**Given data:**

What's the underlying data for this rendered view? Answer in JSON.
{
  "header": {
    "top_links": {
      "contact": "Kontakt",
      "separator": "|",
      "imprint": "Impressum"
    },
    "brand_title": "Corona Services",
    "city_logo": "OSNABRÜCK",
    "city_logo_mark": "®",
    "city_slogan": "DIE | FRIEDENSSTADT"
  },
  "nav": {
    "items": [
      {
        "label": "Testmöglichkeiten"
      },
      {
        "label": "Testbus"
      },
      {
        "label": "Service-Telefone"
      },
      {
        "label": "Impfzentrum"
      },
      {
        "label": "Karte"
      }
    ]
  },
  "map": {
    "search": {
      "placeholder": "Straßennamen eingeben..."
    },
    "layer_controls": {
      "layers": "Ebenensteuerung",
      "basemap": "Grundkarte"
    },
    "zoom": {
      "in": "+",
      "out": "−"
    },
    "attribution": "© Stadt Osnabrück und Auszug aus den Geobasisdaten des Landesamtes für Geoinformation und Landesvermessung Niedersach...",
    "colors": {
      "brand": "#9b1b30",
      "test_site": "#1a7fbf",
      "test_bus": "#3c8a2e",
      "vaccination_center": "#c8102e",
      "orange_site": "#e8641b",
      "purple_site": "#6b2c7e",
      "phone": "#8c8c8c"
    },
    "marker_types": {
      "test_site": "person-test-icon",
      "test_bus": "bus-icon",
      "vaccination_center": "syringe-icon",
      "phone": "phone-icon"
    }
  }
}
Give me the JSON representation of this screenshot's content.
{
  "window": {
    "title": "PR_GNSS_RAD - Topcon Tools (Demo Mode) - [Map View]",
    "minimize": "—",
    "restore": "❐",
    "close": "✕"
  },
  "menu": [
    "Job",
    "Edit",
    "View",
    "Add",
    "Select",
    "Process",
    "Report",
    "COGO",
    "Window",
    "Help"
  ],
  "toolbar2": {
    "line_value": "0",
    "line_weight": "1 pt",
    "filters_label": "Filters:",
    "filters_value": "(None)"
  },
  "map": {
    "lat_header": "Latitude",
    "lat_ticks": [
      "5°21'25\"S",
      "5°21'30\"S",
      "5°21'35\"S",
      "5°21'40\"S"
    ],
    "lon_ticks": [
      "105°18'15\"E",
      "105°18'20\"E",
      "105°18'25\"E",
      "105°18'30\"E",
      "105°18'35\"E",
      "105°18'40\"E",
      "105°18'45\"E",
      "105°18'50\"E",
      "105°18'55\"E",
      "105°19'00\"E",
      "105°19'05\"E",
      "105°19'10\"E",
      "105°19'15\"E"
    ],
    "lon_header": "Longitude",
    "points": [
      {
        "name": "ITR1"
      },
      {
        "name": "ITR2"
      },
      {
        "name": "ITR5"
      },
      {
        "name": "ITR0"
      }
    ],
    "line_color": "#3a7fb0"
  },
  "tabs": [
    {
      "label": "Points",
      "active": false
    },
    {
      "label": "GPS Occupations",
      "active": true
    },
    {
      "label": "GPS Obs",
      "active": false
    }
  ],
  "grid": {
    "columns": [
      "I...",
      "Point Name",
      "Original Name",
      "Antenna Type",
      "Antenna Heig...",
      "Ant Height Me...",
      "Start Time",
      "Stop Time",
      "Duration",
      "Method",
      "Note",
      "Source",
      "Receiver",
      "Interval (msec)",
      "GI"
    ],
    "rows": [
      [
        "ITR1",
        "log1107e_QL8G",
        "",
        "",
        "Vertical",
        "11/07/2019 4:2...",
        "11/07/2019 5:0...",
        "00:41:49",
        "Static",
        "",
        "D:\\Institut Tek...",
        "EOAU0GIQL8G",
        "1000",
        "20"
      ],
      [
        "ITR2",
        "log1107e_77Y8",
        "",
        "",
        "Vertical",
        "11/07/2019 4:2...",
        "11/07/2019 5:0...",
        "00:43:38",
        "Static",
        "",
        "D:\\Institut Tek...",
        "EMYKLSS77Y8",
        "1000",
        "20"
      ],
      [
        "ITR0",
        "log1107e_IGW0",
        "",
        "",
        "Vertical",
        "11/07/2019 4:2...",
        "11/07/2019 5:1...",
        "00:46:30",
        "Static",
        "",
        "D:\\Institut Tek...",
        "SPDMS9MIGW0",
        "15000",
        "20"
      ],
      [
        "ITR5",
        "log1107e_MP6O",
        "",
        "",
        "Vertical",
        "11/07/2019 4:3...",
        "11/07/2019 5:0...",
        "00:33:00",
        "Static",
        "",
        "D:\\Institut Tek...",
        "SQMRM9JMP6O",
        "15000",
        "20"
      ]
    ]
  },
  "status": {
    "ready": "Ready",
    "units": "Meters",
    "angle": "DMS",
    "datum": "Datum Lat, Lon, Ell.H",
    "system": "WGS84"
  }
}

**Set problem:** Extract all the material, leaving every line as it is.

**Solution:**
What's the underlying data for this rendered view? Answer in JSON.
{
  "header": {
    "top_links": {
      "contact": "Kontakt",
      "separator": "|",
      "imprint": "Impressum"
    },
    "brand_title": "Corona Services",
    "city_logo": "OSNABRÜCK",
    "city_logo_mark": "®",
    "city_slogan": "DIE | FRIEDENSSTADT"
  },
  "nav": {
    "items": [
      {
        "label": "Testmöglichkeiten"
      },
      {
        "label": "Testbus"
      },
      {
        "label": "Service-Telefone"
      },
      {
        "label": "Impfzentrum"
      },
      {
        "label": "Karte"
      }
    ]
  },
  "map": {
    "search": {
      "placeholder": "Straßennamen eingeben..."
    },
    "layer_controls": {
      "layers": "Ebenensteuerung",
      "basemap": "Grundkarte"
    },
    "zoom": {
      "in": "+",
      "out": "−"
    },
    "attribution": "© Stadt Osnabrück und Auszug aus den Geobasisdaten des Landesamtes für Geoinformation und Landesvermessung Niedersach...",
    "colors": {
      "brand": "#9b1b30",
      "test_site": "#1a7fbf",
      "test_bus": "#3c8a2e",
      "vaccination_center": "#c8102e",
      "orange_site": "#e8641b",
      "purple_site": "#6b2c7e",
      "phone": "#8c8c8c"
    },
    "marker_types": {
      "test_site": "person-test-icon",
      "test_bus": "bus-icon",
      "vaccination_center": "syringe-icon",
      "phone": "phone-icon"
    }
  }
}
Give me the JSON representation of this screenshot's content.
{
  "window": {
    "title": "PR_GNSS_RAD - Topcon Tools (Demo Mode) - [Map View]",
    "minimize": "—",
    "restore": "❐",
    "close": "✕"
  },
  "menu": [
    "Job",
    "Edit",
    "View",
    "Add",
    "Select",
    "Process",
    "Report",
    "COGO",
    "Window",
    "Help"
  ],
  "toolbar2": {
    "line_value": "0",
    "line_weight": "1 pt",
    "filters_label": "Filters:",
    "filters_value": "(None)"
  },
  "map": {
    "lat_header": "Latitude",
    "lat_ticks": [
      "5°21'25\"S",
      "5°21'30\"S",
      "5°21'35\"S",
      "5°21'40\"S"
    ],
    "lon_ticks": [
      "105°18'15\"E",
      "105°18'20\"E",
      "105°18'25\"E",
      "105°18'30\"E",
      "105°18'35\"E",
      "105°18'40\"E",
      "105°18'45\"E",
      "105°18'50\"E",
      "105°18'55\"E",
      "105°19'00\"E",
      "105°19'05\"E",
      "105°19'10\"E",
      "105°19'15\"E"
    ],
    "lon_header": "Longitude",
    "points": [
      {
        "name": "ITR1"
      },
      {
        "name": "ITR2"
      },
      {
        "name": "ITR5"
      },
      {
        "name": "ITR0"
      }
    ],
    "line_color": "#3a7fb0"
  },
  "tabs": [
    {
      "label": "Points",
      "active": false
    },
    {
      "label": "GPS Occupations",
      "active": true
    },
    {
      "label": "GPS Obs",
      "active": false
    }
  ],
  "grid": {
    "columns": [
      "I...",
      "Point Name",
      "Original Name",
      "Antenna Type",
      "Antenna Heig...",
      "Ant Height Me...",
      "Start Time",
      "Stop Time",
      "Duration",
      "Method",
      "Note",
      "Source",
      "Receiver",
      "Interval (msec)",
      "GI"
    ],
    "rows": [
      [
        "ITR1",
        "log1107e_QL8G",
        "",
        "",
        "Vertical",
        "11/07/2019 4:2...",
        "11/07/2019 5:0...",
        "00:41:49",
        "Static",
        "",
        "D:\\Institut Tek...",
        "EOAU0GIQL8G",
        "1000",
        "20"
      ],
      [
        "ITR2",
        "log1107e_77Y8",
        "",
        "",
        "Vertical",
        "11/07/2019 4:2...",
        "11/07/2019 5:0...",
        "00:43:38",
        "Static",
        "",
        "D:\\Institut Tek...",
        "EMYKLSS77Y8",
        "1000",
        "20"
      ],
      [
        "ITR0",
        "log1107e_IGW0",
        "",
        "",
        "Vertical",
        "11/07/2019 4:2...",
        "11/07/2019 5:1...",
        "00:46:30",
        "Static",
        "",
        "D:\\Institut Tek...",
        "SPDMS9MIGW0",
        "15000",
        "20"
      ],
      [
        "ITR5",
        "log1107e_MP6O",
        "",
        "",
        "Vertical",
        "11/07/2019 4:3...",
        "11/07/2019 5:0...",
        "00:33:00",
        "Static",
        "",
        "D:\\Institut Tek...",
        "SQMRM9JMP6O",
        "15000",
        "20"
      ]
    ]
  },
  "status": {
    "ready": "Ready",
    "units": "Meters",
    "angle": "DMS",
    "datum": "Datum Lat, Lon, Ell.H",
    "system": "WGS84"
  }
}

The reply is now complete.